- Work to be completed: Take all the material and copy it exactly.

- Records provided:
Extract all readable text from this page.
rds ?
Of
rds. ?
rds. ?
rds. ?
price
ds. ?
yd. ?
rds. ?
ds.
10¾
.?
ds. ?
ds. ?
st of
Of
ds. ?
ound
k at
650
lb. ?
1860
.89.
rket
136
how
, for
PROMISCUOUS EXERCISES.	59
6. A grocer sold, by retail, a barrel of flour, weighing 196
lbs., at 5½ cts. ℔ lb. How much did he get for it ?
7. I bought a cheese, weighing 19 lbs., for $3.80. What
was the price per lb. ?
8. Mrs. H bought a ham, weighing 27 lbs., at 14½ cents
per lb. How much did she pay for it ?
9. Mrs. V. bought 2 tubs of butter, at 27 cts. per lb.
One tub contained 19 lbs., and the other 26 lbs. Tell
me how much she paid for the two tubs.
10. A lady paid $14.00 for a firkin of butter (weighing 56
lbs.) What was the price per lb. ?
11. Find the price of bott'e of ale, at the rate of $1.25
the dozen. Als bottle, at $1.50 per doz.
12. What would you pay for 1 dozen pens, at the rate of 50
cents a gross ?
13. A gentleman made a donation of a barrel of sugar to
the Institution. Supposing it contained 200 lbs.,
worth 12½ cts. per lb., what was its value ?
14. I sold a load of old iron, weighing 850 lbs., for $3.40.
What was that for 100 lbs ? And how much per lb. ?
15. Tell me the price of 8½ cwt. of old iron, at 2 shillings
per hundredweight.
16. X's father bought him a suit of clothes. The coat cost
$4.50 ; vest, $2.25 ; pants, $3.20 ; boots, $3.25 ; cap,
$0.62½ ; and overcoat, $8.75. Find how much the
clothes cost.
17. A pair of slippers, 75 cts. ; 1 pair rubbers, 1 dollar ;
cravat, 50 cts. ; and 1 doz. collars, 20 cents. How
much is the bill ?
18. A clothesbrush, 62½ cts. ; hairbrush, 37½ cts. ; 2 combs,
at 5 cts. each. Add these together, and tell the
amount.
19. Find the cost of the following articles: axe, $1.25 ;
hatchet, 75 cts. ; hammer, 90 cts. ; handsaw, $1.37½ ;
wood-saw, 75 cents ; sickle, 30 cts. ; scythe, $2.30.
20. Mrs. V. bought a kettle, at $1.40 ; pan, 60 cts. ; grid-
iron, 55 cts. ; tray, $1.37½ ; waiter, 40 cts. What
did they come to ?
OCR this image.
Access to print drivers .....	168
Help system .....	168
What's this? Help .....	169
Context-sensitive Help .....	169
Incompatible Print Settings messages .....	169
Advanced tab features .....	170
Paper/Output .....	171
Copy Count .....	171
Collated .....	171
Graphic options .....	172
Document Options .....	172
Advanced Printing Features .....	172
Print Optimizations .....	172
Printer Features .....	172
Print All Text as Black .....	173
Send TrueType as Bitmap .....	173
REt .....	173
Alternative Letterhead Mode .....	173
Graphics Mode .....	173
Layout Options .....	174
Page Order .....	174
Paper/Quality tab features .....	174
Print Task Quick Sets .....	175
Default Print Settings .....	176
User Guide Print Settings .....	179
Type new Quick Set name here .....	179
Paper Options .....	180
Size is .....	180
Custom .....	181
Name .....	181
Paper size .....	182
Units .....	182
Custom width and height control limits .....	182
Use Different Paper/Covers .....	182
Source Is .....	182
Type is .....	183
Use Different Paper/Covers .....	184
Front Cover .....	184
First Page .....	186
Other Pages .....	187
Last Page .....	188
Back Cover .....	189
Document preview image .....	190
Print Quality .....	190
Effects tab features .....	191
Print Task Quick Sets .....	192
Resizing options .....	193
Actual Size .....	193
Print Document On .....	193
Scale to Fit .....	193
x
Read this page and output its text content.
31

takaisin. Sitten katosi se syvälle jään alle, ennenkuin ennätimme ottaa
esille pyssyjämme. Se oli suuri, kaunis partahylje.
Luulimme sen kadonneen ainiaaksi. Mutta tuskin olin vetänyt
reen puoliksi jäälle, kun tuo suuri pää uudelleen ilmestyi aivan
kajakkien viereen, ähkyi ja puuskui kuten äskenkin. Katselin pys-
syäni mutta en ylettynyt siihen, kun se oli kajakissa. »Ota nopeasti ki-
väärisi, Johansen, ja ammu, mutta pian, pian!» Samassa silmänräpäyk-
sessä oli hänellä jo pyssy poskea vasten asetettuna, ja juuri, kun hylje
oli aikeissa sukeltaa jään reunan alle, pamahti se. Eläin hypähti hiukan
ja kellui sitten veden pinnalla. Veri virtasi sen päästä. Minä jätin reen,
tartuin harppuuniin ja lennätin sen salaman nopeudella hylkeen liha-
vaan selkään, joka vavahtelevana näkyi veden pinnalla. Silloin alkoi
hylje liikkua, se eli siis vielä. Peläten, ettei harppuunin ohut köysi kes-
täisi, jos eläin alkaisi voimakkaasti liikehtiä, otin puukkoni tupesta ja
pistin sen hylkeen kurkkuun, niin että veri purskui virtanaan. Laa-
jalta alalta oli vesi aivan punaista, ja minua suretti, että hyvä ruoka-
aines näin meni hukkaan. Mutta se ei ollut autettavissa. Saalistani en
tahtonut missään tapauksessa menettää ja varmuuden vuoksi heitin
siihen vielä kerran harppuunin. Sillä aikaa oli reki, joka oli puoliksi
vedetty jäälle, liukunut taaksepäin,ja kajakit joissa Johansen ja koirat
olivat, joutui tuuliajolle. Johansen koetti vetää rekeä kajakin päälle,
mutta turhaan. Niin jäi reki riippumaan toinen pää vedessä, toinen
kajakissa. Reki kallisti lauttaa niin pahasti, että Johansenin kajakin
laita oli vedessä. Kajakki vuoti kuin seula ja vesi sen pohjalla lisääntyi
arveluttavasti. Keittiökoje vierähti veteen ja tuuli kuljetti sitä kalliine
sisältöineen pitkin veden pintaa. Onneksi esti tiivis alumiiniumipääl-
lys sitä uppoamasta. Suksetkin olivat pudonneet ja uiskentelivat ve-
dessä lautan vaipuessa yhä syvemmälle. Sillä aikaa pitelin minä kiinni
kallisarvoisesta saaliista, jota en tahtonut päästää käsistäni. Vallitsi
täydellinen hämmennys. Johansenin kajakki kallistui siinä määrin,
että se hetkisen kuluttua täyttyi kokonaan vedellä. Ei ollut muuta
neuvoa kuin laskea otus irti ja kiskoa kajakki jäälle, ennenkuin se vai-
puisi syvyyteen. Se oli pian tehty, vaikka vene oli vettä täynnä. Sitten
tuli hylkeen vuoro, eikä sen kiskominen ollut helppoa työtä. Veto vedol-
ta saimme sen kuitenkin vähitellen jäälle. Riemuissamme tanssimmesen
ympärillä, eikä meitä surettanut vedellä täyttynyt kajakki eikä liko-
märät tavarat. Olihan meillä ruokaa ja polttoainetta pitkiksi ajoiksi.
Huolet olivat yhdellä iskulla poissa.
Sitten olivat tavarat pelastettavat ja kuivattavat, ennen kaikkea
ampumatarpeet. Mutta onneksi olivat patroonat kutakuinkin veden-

- Problem solution:
Extract all readable text from this page.
rds ?
Of
rds. ?
rds. ?
rds. ?
price
ds. ?
yd. ?
rds. ?
ds.
10¾
.?
ds. ?
ds. ?
st of
Of
ds. ?
ound
k at
650
lb. ?
1860
.89.
rket
136
how
, for
PROMISCUOUS EXERCISES.	59
6. A grocer sold, by retail, a barrel of flour, weighing 196
lbs., at 5½ cts. ℔ lb. How much did he get for it ?
7. I bought a cheese, weighing 19 lbs., for $3.80. What
was the price per lb. ?
8. Mrs. H bought a ham, weighing 27 lbs., at 14½ cents
per lb. How much did she pay for it ?
9. Mrs. V. bought 2 tubs of butter, at 27 cts. per lb.
One tub contained 19 lbs., and the other 26 lbs. Tell
me how much she paid for the two tubs.
10. A lady paid $14.00 for a firkin of butter (weighing 56
lbs.) What was the price per lb. ?
11. Find the price of bott'e of ale, at the rate of $1.25
the dozen. Als bottle, at $1.50 per doz.
12. What would you pay for 1 dozen pens, at the rate of 50
cents a gross ?
13. A gentleman made a donation of a barrel of sugar to
the Institution. Supposing it contained 200 lbs.,
worth 12½ cts. per lb., what was its value ?
14. I sold a load of old iron, weighing 850 lbs., for $3.40.
What was that for 100 lbs ? And how much per lb. ?
15. Tell me the price of 8½ cwt. of old iron, at 2 shillings
per hundredweight.
16. X's father bought him a suit of clothes. The coat cost
$4.50 ; vest, $2.25 ; pants, $3.20 ; boots, $3.25 ; cap,
$0.62½ ; and overcoat, $8.75. Find how much the
clothes cost.
17. A pair of slippers, 75 cts. ; 1 pair rubbers, 1 dollar ;
cravat, 50 cts. ; and 1 doz. collars, 20 cents. How
much is the bill ?
18. A clothesbrush, 62½ cts. ; hairbrush, 37½ cts. ; 2 combs,
at 5 cts. each. Add these together, and tell the
amount.
19. Find the cost of the following articles: axe, $1.25 ;
hatchet, 75 cts. ; hammer, 90 cts. ; handsaw, $1.37½ ;
wood-saw, 75 cents ; sickle, 30 cts. ; scythe, $2.30.
20. Mrs. V. bought a kettle, at $1.40 ; pan, 60 cts. ; grid-
iron, 55 cts. ; tray, $1.37½ ; waiter, 40 cts. What
did they come to ?
OCR this image.
Access to print drivers .....	168
Help system .....	168
What's this? Help .....	169
Context-sensitive Help .....	169
Incompatible Print Settings messages .....	169
Advanced tab features .....	170
Paper/Output .....	171
Copy Count .....	171
Collated .....	171
Graphic options .....	172
Document Options .....	172
Advanced Printing Features .....	172
Print Optimizations .....	172
Printer Features .....	172
Print All Text as Black .....	173
Send TrueType as Bitmap .....	173
REt .....	173
Alternative Letterhead Mode .....	173
Graphics Mode .....	173
Layout Options .....	174
Page Order .....	174
Paper/Quality tab features .....	174
Print Task Quick Sets .....	175
Default Print Settings .....	176
User Guide Print Settings .....	179
Type new Quick Set name here .....	179
Paper Options .....	180
Size is .....	180
Custom .....	181
Name .....	181
Paper size .....	182
Units .....	182
Custom width and height control limits .....	182
Use Different Paper/Covers .....	182
Source Is .....	182
Type is .....	183
Use Different Paper/Covers .....	184
Front Cover .....	184
First Page .....	186
Other Pages .....	187
Last Page .....	188
Back Cover .....	189
Document preview image .....	190
Print Quality .....	190
Effects tab features .....	191
Print Task Quick Sets .....	192
Resizing options .....	193
Actual Size .....	193
Print Document On .....	193
Scale to Fit .....	193
x
Read this page and output its text content.
31

takaisin. Sitten katosi se syvälle jään alle, ennenkuin ennätimme ottaa
esille pyssyjämme. Se oli suuri, kaunis partahylje.
Luulimme sen kadonneen ainiaaksi. Mutta tuskin olin vetänyt
reen puoliksi jäälle, kun tuo suuri pää uudelleen ilmestyi aivan
kajakkien viereen, ähkyi ja puuskui kuten äskenkin. Katselin pys-
syäni mutta en ylettynyt siihen, kun se oli kajakissa. »Ota nopeasti ki-
väärisi, Johansen, ja ammu, mutta pian, pian!» Samassa silmänräpäyk-
sessä oli hänellä jo pyssy poskea vasten asetettuna, ja juuri, kun hylje
oli aikeissa sukeltaa jään reunan alle, pamahti se. Eläin hypähti hiukan
ja kellui sitten veden pinnalla. Veri virtasi sen päästä. Minä jätin reen,
tartuin harppuuniin ja lennätin sen salaman nopeudella hylkeen liha-
vaan selkään, joka vavahtelevana näkyi veden pinnalla. Silloin alkoi
hylje liikkua, se eli siis vielä. Peläten, ettei harppuunin ohut köysi kes-
täisi, jos eläin alkaisi voimakkaasti liikehtiä, otin puukkoni tupesta ja
pistin sen hylkeen kurkkuun, niin että veri purskui virtanaan. Laa-
jalta alalta oli vesi aivan punaista, ja minua suretti, että hyvä ruoka-
aines näin meni hukkaan. Mutta se ei ollut autettavissa. Saalistani en
tahtonut missään tapauksessa menettää ja varmuuden vuoksi heitin
siihen vielä kerran harppuunin. Sillä aikaa oli reki, joka oli puoliksi
vedetty jäälle, liukunut taaksepäin,ja kajakit joissa Johansen ja koirat
olivat, joutui tuuliajolle. Johansen koetti vetää rekeä kajakin päälle,
mutta turhaan. Niin jäi reki riippumaan toinen pää vedessä, toinen
kajakissa. Reki kallisti lauttaa niin pahasti, että Johansenin kajakin
laita oli vedessä. Kajakki vuoti kuin seula ja vesi sen pohjalla lisääntyi
arveluttavasti. Keittiökoje vierähti veteen ja tuuli kuljetti sitä kalliine
sisältöineen pitkin veden pintaa. Onneksi esti tiivis alumiiniumipääl-
lys sitä uppoamasta. Suksetkin olivat pudonneet ja uiskentelivat ve-
dessä lautan vaipuessa yhä syvemmälle. Sillä aikaa pitelin minä kiinni
kallisarvoisesta saaliista, jota en tahtonut päästää käsistäni. Vallitsi
täydellinen hämmennys. Johansenin kajakki kallistui siinä määrin,
että se hetkisen kuluttua täyttyi kokonaan vedellä. Ei ollut muuta
neuvoa kuin laskea otus irti ja kiskoa kajakki jäälle, ennenkuin se vai-
puisi syvyyteen. Se oli pian tehty, vaikka vene oli vettä täynnä. Sitten
tuli hylkeen vuoro, eikä sen kiskominen ollut helppoa työtä. Veto vedol-
ta saimme sen kuitenkin vähitellen jäälle. Riemuissamme tanssimmesen
ympärillä, eikä meitä surettanut vedellä täyttynyt kajakki eikä liko-
märät tavarat. Olihan meillä ruokaa ja polttoainetta pitkiksi ajoiksi.
Huolet olivat yhdellä iskulla poissa.
Sitten olivat tavarat pelastettavat ja kuivattavat, ennen kaikkea
ampumatarpeet. Mutta onneksi olivat patroonat kutakuinkin veden-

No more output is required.